# Start of Exercise inputs

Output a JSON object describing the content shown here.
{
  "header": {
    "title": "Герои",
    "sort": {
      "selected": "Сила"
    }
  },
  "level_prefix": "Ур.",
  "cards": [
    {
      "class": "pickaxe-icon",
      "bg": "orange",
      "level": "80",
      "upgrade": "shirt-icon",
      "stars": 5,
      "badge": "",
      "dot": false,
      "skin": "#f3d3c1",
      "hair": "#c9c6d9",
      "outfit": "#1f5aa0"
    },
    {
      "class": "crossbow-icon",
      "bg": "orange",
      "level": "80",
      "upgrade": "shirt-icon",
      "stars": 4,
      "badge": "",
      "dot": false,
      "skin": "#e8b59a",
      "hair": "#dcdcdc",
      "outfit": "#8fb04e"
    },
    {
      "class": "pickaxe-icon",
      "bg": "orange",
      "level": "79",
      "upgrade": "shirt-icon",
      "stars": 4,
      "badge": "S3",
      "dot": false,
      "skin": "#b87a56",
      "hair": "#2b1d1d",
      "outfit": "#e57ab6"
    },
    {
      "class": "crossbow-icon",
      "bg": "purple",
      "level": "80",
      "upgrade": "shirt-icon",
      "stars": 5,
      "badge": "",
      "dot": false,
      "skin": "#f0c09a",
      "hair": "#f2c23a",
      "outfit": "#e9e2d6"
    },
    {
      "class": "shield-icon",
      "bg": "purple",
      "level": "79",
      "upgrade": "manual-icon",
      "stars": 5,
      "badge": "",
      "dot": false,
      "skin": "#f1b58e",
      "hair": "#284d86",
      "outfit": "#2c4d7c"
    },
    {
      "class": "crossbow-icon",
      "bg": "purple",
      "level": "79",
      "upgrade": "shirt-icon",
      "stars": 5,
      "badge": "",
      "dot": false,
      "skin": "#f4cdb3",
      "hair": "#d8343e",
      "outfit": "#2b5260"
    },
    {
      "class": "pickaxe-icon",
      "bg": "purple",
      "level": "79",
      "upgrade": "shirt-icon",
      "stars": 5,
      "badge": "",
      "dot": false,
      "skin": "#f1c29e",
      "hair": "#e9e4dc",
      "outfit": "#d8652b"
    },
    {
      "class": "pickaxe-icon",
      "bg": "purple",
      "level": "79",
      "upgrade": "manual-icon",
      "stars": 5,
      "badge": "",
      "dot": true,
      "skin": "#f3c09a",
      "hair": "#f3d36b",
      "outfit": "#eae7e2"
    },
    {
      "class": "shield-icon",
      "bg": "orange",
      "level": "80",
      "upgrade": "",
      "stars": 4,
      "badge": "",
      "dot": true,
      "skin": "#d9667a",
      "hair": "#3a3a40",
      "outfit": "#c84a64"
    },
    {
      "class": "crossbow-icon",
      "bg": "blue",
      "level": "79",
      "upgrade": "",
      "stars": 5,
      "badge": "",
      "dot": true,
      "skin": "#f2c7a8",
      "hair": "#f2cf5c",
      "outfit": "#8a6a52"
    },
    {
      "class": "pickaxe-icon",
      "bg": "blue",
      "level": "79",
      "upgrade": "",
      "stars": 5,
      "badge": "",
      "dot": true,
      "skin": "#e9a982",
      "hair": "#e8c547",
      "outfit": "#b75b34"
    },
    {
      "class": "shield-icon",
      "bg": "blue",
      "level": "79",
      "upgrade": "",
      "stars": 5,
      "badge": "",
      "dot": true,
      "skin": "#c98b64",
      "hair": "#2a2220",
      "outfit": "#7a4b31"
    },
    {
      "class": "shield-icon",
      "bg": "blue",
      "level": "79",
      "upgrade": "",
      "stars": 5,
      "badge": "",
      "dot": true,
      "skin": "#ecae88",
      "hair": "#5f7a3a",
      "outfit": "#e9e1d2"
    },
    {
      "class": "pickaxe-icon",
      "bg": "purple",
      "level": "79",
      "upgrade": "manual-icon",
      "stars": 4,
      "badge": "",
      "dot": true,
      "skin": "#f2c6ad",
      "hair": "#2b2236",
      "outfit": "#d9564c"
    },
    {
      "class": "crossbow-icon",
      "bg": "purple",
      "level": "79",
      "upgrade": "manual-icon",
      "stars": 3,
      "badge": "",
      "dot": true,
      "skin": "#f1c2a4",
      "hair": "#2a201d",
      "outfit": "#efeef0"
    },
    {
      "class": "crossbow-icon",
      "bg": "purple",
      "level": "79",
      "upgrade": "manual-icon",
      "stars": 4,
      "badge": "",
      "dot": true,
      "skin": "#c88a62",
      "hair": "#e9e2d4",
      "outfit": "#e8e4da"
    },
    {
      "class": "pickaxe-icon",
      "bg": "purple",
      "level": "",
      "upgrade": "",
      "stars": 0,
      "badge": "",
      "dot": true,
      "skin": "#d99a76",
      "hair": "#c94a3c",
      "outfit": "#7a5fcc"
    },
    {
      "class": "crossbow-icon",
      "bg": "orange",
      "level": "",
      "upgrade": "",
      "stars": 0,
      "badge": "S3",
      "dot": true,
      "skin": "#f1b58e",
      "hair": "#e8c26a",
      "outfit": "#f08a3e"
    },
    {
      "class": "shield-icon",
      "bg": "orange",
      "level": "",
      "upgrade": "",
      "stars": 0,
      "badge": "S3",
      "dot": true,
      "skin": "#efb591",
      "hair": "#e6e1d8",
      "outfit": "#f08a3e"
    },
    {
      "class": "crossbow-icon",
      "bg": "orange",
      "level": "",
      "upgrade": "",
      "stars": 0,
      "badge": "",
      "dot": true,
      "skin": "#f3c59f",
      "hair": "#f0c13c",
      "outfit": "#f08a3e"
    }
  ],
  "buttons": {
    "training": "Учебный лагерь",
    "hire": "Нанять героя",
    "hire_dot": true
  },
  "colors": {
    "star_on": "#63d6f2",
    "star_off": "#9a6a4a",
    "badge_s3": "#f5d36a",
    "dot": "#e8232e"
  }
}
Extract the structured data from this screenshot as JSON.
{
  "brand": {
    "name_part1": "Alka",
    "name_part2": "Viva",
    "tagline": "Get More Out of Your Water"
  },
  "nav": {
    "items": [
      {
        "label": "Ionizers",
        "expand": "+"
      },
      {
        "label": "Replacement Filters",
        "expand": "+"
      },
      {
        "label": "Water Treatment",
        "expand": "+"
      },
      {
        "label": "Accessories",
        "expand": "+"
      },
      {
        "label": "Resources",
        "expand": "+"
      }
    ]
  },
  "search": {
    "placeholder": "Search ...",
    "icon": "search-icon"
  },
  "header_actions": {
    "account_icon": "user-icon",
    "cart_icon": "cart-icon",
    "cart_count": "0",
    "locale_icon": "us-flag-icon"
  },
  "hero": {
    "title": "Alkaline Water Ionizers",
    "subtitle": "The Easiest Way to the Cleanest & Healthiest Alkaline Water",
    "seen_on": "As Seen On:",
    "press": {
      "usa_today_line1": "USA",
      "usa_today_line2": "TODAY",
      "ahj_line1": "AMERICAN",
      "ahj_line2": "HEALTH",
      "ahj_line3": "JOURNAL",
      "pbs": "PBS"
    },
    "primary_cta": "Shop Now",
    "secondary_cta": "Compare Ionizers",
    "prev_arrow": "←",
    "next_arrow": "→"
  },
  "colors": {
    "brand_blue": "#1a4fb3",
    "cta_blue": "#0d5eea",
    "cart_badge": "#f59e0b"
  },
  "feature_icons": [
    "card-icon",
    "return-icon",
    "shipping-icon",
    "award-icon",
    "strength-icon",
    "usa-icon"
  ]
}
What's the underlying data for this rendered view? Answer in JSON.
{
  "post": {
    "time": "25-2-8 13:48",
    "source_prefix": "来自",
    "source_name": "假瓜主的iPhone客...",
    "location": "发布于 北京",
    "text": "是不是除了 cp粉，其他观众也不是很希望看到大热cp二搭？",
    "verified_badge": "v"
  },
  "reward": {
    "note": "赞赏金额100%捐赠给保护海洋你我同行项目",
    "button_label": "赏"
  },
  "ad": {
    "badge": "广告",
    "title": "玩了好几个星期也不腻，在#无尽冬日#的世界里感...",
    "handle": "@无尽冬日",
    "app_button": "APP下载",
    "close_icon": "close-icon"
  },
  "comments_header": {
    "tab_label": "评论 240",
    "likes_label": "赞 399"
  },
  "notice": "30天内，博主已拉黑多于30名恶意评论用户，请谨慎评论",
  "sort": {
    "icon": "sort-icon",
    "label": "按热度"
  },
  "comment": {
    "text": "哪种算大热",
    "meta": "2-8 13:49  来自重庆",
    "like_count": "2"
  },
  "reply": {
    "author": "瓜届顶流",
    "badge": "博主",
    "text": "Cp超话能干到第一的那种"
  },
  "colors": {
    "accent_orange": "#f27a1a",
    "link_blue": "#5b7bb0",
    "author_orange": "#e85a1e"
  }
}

# End of Exercise inputs

Set exercise → Nothing outside the span should appear: transcribe the lines from the one containing "What's the underlying" through the last line of the records.

Solved exercise →
What's the underlying data for this rendered view? Answer in JSON.
{
  "post": {
    "time": "25-2-8 13:48",
    "source_prefix": "来自",
    "source_name": "假瓜主的iPhone客...",
    "location": "发布于 北京",
    "text": "是不是除了 cp粉，其他观众也不是很希望看到大热cp二搭？",
    "verified_badge": "v"
  },
  "reward": {
    "note": "赞赏金额100%捐赠给保护海洋你我同行项目",
    "button_label": "赏"
  },
  "ad": {
    "badge": "广告",
    "title": "玩了好几个星期也不腻，在#无尽冬日#的世界里感...",
    "handle": "@无尽冬日",
    "app_button": "APP下载",
    "close_icon": "close-icon"
  },
  "comments_header": {
    "tab_label": "评论 240",
    "likes_label": "赞 399"
  },
  "notice": "30天内，博主已拉黑多于30名恶意评论用户，请谨慎评论",
  "sort": {
    "icon": "sort-icon",
    "label": "按热度"
  },
  "comment": {
    "text": "哪种算大热",
    "meta": "2-8 13:49  来自重庆",
    "like_count": "2"
  },
  "reply": {
    "author": "瓜届顶流",
    "badge": "博主",
    "text": "Cp超话能干到第一的那种"
  },
  "colors": {
    "accent_orange": "#f27a1a",
    "link_blue": "#5b7bb0",
    "author_orange": "#e85a1e"
  }
}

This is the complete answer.